**PROBLEM:** Gather all lines from the material that contain the word "Biden".

**ROWS:**
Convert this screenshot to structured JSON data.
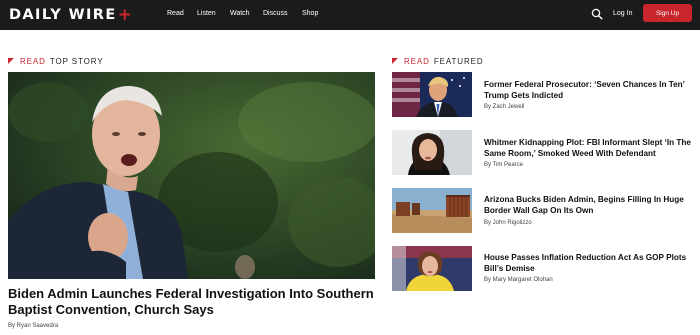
{
  "nav": {
    "logo_main": "DAILY WIRE",
    "logo_plus": "+",
    "links": [
      "Read",
      "Listen",
      "Watch",
      "Discuss",
      "Shop"
    ],
    "login": "Log In",
    "signup": "Sign Up",
    "icons": [
      "search-icon"
    ]
  },
  "top_story": {
    "label_read": "READ",
    "label_section": "TOP STORY",
    "headline": "Biden Admin Launches Federal Investigation Into Southern Baptist Convention, Church Says",
    "byline": "By Ryan Saavedra"
  },
  "featured": {
    "label_read": "READ",
    "label_section": "FEATURED",
    "items": [
      {
        "title": "Former Federal Prosecutor: ‘Seven Chances In Ten’ Trump Gets Indicted",
        "byline": "By Zach Jewell"
      },
      {
        "title": "Whitmer Kidnapping Plot: FBI Informant Slept ‘In The Same Room,’ Smoked Weed With Defendant",
        "byline": "By Tim Pearce"
      },
      {
        "title": "Arizona Bucks Biden Admin, Begins Filling In Huge Border Wall Gap On Its Own",
        "byline": "By John Rigolizzo"
      },
      {
        "title": "House Passes Inflation Reduction Act As GOP Plots Bill’s Demise",
        "byline": "By Mary Margaret Olohan"
      }
    ]
  },
  "colors": {
    "brand_red": "#c8262c",
    "nav_bg": "#1b1b1b"
  }
}
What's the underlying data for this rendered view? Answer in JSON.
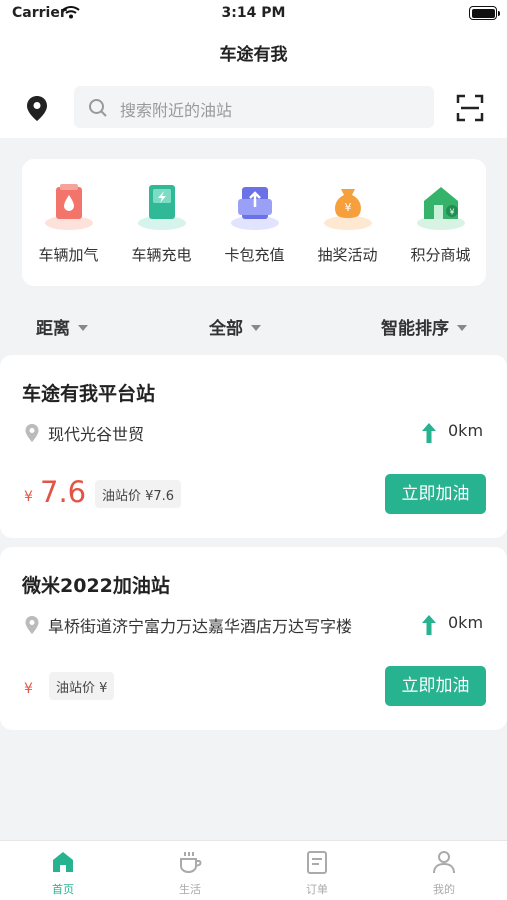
{
  "status_bar": {
    "carrier": "Carrier",
    "time": "3:14 PM"
  },
  "nav": {
    "title": "车途有我"
  },
  "search": {
    "placeholder": "搜索附近的油站"
  },
  "quick_actions": [
    {
      "label": "车辆加气",
      "icon": "gas-refill-icon"
    },
    {
      "label": "车辆充电",
      "icon": "ev-charge-icon"
    },
    {
      "label": "卡包充值",
      "icon": "card-topup-icon"
    },
    {
      "label": "抽奖活动",
      "icon": "lottery-bag-icon"
    },
    {
      "label": "积分商城",
      "icon": "points-store-icon"
    }
  ],
  "filters": {
    "distance": "距离",
    "all": "全部",
    "sort": "智能排序"
  },
  "stations": [
    {
      "name": "车途有我平台站",
      "address": "现代光谷世贸",
      "distance": "0km",
      "currency": "¥",
      "price": "7.6",
      "station_price_label": "油站价 ¥7.6",
      "button": "立即加油"
    },
    {
      "name": "微米2022加油站",
      "address": "阜桥街道济宁富力万达嘉华酒店万达写字楼",
      "distance": "0km",
      "currency": "¥",
      "price": "",
      "station_price_label": "油站价 ¥",
      "button": "立即加油"
    }
  ],
  "tabs": [
    {
      "label": "首页",
      "icon": "home-icon",
      "active": true
    },
    {
      "label": "生活",
      "icon": "cup-icon",
      "active": false
    },
    {
      "label": "订单",
      "icon": "order-list-icon",
      "active": false
    },
    {
      "label": "我的",
      "icon": "profile-icon",
      "active": false
    }
  ],
  "colors": {
    "accent": "#27b290",
    "price": "#e35445",
    "background": "#f2f3f5"
  }
}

**TASK ANSWER:**
    "headline": "Biden Admin Launches Federal Investigation Into Southern Baptist Convention, Church Says",
        "title": "Arizona Bucks Biden Admin, Begins Filling In Huge Border Wall Gap On Its Own",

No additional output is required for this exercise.